(Stored data entries)
....
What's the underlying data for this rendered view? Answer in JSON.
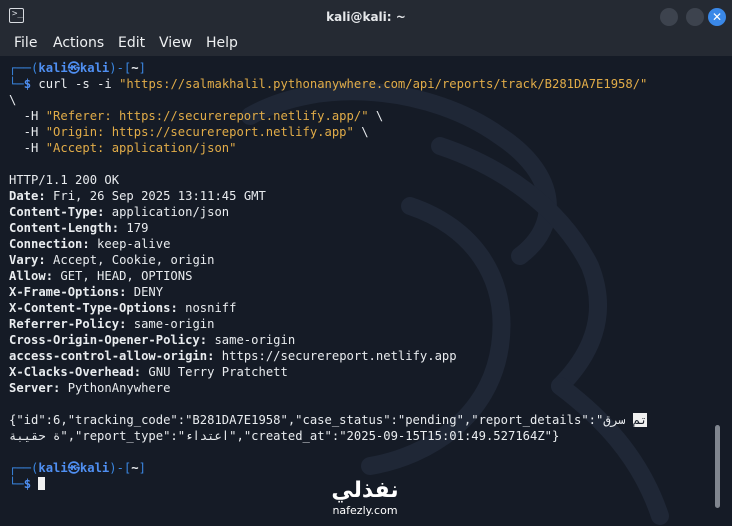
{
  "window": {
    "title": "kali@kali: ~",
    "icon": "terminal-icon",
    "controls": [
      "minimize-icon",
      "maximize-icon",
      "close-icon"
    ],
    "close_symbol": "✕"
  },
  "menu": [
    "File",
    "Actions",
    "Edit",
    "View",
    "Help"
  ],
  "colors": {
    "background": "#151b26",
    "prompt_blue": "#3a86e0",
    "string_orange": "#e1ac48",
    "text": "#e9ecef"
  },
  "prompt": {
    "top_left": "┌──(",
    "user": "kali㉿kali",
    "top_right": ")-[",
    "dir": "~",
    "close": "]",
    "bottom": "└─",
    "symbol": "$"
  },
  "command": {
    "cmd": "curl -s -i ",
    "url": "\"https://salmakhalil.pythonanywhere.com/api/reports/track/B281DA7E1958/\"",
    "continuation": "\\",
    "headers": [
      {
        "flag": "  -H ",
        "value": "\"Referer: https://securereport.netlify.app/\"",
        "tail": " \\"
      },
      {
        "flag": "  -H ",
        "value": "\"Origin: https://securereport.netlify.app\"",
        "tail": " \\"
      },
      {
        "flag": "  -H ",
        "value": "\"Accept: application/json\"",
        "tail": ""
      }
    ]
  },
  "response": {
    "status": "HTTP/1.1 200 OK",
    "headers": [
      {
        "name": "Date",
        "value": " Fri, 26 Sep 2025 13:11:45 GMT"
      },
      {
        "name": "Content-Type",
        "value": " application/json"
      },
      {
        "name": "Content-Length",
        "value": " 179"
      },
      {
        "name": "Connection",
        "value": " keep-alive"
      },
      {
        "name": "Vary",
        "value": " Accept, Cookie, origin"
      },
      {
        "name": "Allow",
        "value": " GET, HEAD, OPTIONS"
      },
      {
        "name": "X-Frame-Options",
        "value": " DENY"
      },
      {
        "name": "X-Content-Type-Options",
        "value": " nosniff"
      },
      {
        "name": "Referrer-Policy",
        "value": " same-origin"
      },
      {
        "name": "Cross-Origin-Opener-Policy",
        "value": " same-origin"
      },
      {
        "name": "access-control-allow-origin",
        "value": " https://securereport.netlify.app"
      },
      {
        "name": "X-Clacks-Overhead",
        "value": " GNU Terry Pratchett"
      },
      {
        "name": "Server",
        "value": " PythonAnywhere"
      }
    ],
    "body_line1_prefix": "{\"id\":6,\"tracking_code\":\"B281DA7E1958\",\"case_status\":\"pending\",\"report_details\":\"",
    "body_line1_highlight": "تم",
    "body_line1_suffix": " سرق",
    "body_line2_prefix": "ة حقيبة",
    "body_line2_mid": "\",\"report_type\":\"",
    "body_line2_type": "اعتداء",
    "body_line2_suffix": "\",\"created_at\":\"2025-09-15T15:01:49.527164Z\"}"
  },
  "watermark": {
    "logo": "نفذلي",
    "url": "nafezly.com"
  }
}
....
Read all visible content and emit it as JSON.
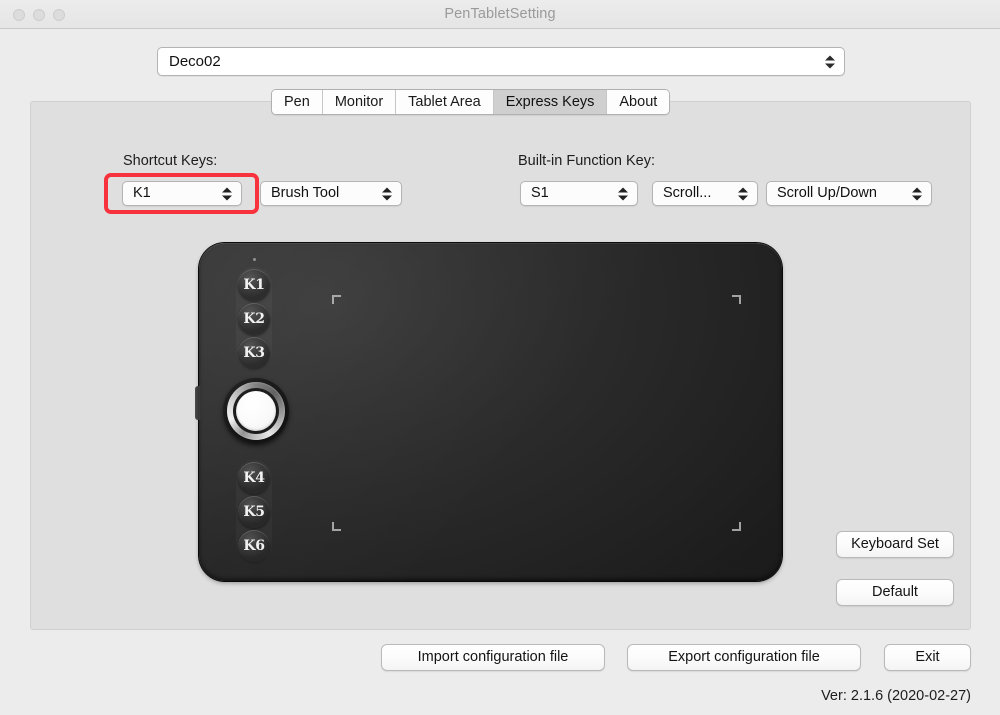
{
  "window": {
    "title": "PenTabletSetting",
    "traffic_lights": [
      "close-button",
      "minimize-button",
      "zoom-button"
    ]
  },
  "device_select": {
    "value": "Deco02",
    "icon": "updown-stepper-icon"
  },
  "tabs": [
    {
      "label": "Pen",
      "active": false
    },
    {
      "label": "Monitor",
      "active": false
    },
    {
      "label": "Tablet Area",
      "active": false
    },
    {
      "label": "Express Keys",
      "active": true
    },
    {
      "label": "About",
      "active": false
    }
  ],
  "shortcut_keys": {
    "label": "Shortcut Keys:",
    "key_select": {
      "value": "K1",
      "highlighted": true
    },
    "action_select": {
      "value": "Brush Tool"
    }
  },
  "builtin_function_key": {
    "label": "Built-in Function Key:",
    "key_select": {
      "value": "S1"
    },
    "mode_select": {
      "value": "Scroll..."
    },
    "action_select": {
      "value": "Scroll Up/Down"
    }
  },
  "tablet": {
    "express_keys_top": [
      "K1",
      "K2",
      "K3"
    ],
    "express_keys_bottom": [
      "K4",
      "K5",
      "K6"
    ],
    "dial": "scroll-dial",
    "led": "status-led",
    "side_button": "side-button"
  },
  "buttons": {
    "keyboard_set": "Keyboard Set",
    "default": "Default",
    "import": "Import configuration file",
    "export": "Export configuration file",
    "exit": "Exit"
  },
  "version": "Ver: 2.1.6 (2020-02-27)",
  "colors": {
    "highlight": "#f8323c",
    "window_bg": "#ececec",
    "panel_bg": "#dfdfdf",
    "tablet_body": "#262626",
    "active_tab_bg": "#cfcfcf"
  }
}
....
■ SHORT PROBLEM:
Return each line with "netlify".

■ FULL SOLUTION:
        "value": "\"Referer: https://securereport.netlify.app/\"",
        "value": "\"Origin: https://securereport.netlify.app\"",
        "value": " https://securereport.netlify.app"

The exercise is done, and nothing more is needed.